Task statement: Output every record word for word.

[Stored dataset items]
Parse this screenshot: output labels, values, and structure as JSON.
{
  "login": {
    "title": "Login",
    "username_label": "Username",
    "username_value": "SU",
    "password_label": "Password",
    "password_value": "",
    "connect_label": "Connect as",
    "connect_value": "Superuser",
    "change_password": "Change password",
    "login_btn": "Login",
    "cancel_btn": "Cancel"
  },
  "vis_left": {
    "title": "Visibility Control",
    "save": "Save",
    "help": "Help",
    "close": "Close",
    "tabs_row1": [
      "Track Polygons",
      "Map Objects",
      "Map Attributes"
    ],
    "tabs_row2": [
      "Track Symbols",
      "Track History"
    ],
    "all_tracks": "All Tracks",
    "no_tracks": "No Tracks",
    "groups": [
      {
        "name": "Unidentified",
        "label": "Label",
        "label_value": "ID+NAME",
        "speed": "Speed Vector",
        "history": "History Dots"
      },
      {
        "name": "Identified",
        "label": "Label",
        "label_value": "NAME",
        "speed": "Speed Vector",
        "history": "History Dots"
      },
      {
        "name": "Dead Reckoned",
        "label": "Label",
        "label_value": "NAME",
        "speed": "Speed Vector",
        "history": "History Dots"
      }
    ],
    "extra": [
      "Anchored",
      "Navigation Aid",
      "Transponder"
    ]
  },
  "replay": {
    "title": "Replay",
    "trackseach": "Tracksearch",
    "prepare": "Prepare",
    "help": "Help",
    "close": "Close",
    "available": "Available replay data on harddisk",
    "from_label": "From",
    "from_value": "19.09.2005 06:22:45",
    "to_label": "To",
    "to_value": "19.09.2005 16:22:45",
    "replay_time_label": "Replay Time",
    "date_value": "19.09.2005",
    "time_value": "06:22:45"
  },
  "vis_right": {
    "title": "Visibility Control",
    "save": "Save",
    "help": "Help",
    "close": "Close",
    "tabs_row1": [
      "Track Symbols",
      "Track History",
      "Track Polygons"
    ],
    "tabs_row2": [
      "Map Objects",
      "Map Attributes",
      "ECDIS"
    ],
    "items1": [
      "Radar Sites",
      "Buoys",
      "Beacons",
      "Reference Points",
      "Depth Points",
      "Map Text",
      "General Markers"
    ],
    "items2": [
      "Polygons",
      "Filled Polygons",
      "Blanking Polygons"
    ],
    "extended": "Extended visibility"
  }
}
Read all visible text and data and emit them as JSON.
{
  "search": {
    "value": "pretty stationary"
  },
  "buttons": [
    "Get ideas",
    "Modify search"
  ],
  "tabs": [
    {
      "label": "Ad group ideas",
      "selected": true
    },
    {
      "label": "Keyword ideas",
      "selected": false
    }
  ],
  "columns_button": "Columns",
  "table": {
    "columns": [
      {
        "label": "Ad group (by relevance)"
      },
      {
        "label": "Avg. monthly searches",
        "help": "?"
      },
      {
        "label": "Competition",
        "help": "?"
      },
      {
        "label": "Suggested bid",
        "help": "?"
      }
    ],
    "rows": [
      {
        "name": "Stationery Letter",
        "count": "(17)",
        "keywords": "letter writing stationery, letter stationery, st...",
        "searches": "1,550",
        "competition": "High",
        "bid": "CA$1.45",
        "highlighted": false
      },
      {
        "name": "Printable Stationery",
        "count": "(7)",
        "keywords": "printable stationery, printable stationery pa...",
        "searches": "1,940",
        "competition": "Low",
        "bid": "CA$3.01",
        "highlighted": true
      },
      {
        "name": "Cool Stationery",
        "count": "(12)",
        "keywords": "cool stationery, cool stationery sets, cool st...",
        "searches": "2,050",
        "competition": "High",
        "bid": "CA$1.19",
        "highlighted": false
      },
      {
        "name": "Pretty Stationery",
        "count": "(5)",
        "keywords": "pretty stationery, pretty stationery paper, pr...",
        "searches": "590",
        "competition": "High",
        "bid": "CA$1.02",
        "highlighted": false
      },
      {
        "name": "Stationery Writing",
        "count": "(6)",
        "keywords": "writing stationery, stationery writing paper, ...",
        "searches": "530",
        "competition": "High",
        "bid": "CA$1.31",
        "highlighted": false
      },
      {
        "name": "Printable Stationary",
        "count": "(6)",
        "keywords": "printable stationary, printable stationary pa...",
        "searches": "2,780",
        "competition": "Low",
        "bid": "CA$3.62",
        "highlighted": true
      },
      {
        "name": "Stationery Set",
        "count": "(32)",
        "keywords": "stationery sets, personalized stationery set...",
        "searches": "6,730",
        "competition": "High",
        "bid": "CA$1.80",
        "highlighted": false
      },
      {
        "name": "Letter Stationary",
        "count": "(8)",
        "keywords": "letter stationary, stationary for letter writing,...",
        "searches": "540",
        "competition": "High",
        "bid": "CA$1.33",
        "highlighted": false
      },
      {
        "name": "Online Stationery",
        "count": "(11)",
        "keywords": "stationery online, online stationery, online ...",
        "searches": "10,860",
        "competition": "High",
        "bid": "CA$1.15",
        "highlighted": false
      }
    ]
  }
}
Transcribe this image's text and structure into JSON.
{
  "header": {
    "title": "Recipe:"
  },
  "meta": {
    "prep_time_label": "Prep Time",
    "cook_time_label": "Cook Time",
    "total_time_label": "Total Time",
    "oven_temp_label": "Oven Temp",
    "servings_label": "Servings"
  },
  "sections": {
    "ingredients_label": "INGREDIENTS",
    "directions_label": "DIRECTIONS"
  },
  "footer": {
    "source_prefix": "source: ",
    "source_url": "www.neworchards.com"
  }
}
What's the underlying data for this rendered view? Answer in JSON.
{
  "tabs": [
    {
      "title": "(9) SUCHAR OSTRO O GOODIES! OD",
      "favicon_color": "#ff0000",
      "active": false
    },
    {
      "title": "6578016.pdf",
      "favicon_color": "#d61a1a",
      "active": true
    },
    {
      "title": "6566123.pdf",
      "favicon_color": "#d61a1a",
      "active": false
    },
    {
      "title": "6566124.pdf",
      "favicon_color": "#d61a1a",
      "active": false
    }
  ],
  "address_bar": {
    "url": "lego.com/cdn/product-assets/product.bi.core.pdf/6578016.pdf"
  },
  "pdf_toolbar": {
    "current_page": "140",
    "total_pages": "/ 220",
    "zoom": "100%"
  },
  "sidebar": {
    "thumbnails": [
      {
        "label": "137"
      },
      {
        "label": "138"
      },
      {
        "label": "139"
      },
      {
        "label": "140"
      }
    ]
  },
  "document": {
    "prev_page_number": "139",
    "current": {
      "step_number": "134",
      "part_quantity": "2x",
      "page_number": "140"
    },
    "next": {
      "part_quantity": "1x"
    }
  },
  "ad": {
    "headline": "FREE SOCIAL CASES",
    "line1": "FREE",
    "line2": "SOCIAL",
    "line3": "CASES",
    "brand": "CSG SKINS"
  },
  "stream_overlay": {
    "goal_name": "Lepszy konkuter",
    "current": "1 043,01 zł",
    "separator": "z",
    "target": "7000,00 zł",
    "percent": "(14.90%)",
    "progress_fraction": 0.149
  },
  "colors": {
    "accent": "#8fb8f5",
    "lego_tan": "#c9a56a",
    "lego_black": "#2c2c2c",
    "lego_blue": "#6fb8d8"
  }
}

Correct response:
Parse this screenshot: output labels, values, and structure as JSON.
{
  "login": {
    "title": "Login",
    "username_label": "Username",
    "username_value": "SU",
    "password_label": "Password",
    "password_value": "",
    "connect_label": "Connect as",
    "connect_value": "Superuser",
    "change_password": "Change password",
    "login_btn": "Login",
    "cancel_btn": "Cancel"
  },
  "vis_left": {
    "title": "Visibility Control",
    "save": "Save",
    "help": "Help",
    "close": "Close",
    "tabs_row1": [
      "Track Polygons",
      "Map Objects",
      "Map Attributes"
    ],
    "tabs_row2": [
      "Track Symbols",
      "Track History"
    ],
    "all_tracks": "All Tracks",
    "no_tracks": "No Tracks",
    "groups": [
      {
        "name": "Unidentified",
        "label": "Label",
        "label_value": "ID+NAME",
        "speed": "Speed Vector",
        "history": "History Dots"
      },
      {
        "name": "Identified",
        "label": "Label",
        "label_value": "NAME",
        "speed": "Speed Vector",
        "history": "History Dots"
      },
      {
        "name": "Dead Reckoned",
        "label": "Label",
        "label_value": "NAME",
        "speed": "Speed Vector",
        "history": "History Dots"
      }
    ],
    "extra": [
      "Anchored",
      "Navigation Aid",
      "Transponder"
    ]
  },
  "replay": {
    "title": "Replay",
    "trackseach": "Tracksearch",
    "prepare": "Prepare",
    "help": "Help",
    "close": "Close",
    "available": "Available replay data on harddisk",
    "from_label": "From",
    "from_value": "19.09.2005 06:22:45",
    "to_label": "To",
    "to_value": "19.09.2005 16:22:45",
    "replay_time_label": "Replay Time",
    "date_value": "19.09.2005",
    "time_value": "06:22:45"
  },
  "vis_right": {
    "title": "Visibility Control",
    "save": "Save",
    "help": "Help",
    "close": "Close",
    "tabs_row1": [
      "Track Symbols",
      "Track History",
      "Track Polygons"
    ],
    "tabs_row2": [
      "Map Objects",
      "Map Attributes",
      "ECDIS"
    ],
    "items1": [
      "Radar Sites",
      "Buoys",
      "Beacons",
      "Reference Points",
      "Depth Points",
      "Map Text",
      "General Markers"
    ],
    "items2": [
      "Polygons",
      "Filled Polygons",
      "Blanking Polygons"
    ],
    "extended": "Extended visibility"
  }
}
Read all visible text and data and emit them as JSON.
{
  "search": {
    "value": "pretty stationary"
  },
  "buttons": [
    "Get ideas",
    "Modify search"
  ],
  "tabs": [
    {
      "label": "Ad group ideas",
      "selected": true
    },
    {
      "label": "Keyword ideas",
      "selected": false
    }
  ],
  "columns_button": "Columns",
  "table": {
    "columns": [
      {
        "label": "Ad group (by relevance)"
      },
      {
        "label": "Avg. monthly searches",
        "help": "?"
      },
      {
        "label": "Competition",
        "help": "?"
      },
      {
        "label": "Suggested bid",
        "help": "?"
      }
    ],
    "rows": [
      {
        "name": "Stationery Letter",
        "count": "(17)",
        "keywords": "letter writing stationery, letter stationery, st...",
        "searches": "1,550",
        "competition": "High",
        "bid": "CA$1.45",
        "highlighted": false
      },
      {
        "name": "Printable Stationery",
        "count": "(7)",
        "keywords": "printable stationery, printable stationery pa...",
        "searches": "1,940",
        "competition": "Low",
        "bid": "CA$3.01",
        "highlighted": true
      },
      {
        "name": "Cool Stationery",
        "count": "(12)",
        "keywords": "cool stationery, cool stationery sets, cool st...",
        "searches": "2,050",
        "competition": "High",
        "bid": "CA$1.19",
        "highlighted": false
      },
      {
        "name": "Pretty Stationery",
        "count": "(5)",
        "keywords": "pretty stationery, pretty stationery paper, pr...",
        "searches": "590",
        "competition": "High",
        "bid": "CA$1.02",
        "highlighted": false
      },
      {
        "name": "Stationery Writing",
        "count": "(6)",
        "keywords": "writing stationery, stationery writing paper, ...",
        "searches": "530",
        "competition": "High",
        "bid": "CA$1.31",
        "highlighted": false
      },
      {
        "name": "Printable Stationary",
        "count": "(6)",
        "keywords": "printable stationary, printable stationary pa...",
        "searches": "2,780",
        "competition": "Low",
        "bid": "CA$3.62",
        "highlighted": true
      },
      {
        "name": "Stationery Set",
        "count": "(32)",
        "keywords": "stationery sets, personalized stationery set...",
        "searches": "6,730",
        "competition": "High",
        "bid": "CA$1.80",
        "highlighted": false
      },
      {
        "name": "Letter Stationary",
        "count": "(8)",
        "keywords": "letter stationary, stationary for letter writing,...",
        "searches": "540",
        "competition": "High",
        "bid": "CA$1.33",
        "highlighted": false
      },
      {
        "name": "Online Stationery",
        "count": "(11)",
        "keywords": "stationery online, online stationery, online ...",
        "searches": "10,860",
        "competition": "High",
        "bid": "CA$1.15",
        "highlighted": false
      }
    ]
  }
}
Transcribe this image's text and structure into JSON.
{
  "header": {
    "title": "Recipe:"
  },
  "meta": {
    "prep_time_label": "Prep Time",
    "cook_time_label": "Cook Time",
    "total_time_label": "Total Time",
    "oven_temp_label": "Oven Temp",
    "servings_label": "Servings"
  },
  "sections": {
    "ingredients_label": "INGREDIENTS",
    "directions_label": "DIRECTIONS"
  },
  "footer": {
    "source_prefix": "source: ",
    "source_url": "www.neworchards.com"
  }
}
What's the underlying data for this rendered view? Answer in JSON.
{
  "tabs": [
    {
      "title": "(9) SUCHAR OSTRO O GOODIES! OD",
      "favicon_color": "#ff0000",
      "active": false
    },
    {
      "title": "6578016.pdf",
      "favicon_color": "#d61a1a",
      "active": true
    },
    {
      "title": "6566123.pdf",
      "favicon_color": "#d61a1a",
      "active": false
    },
    {
      "title": "6566124.pdf",
      "favicon_color": "#d61a1a",
      "active": false
    }
  ],
  "address_bar": {
    "url": "lego.com/cdn/product-assets/product.bi.core.pdf/6578016.pdf"
  },
  "pdf_toolbar": {
    "current_page": "140",
    "total_pages": "/ 220",
    "zoom": "100%"
  },
  "sidebar": {
    "thumbnails": [
      {
        "label": "137"
      },
      {
        "label": "138"
      },
      {
        "label": "139"
      },
      {
        "label": "140"
      }
    ]
  },
  "document": {
    "prev_page_number": "139",
    "current": {
      "step_number": "134",
      "part_quantity": "2x",
      "page_number": "140"
    },
    "next": {
      "part_quantity": "1x"
    }
  },
  "ad": {
    "headline": "FREE SOCIAL CASES",
    "line1": "FREE",
    "line2": "SOCIAL",
    "line3": "CASES",
    "brand": "CSG SKINS"
  },
  "stream_overlay": {
    "goal_name": "Lepszy konkuter",
    "current": "1 043,01 zł",
    "separator": "z",
    "target": "7000,00 zł",
    "percent": "(14.90%)",
    "progress_fraction": 0.149
  },
  "colors": {
    "accent": "#8fb8f5",
    "lego_tan": "#c9a56a",
    "lego_black": "#2c2c2c",
    "lego_blue": "#6fb8d8"
  }
}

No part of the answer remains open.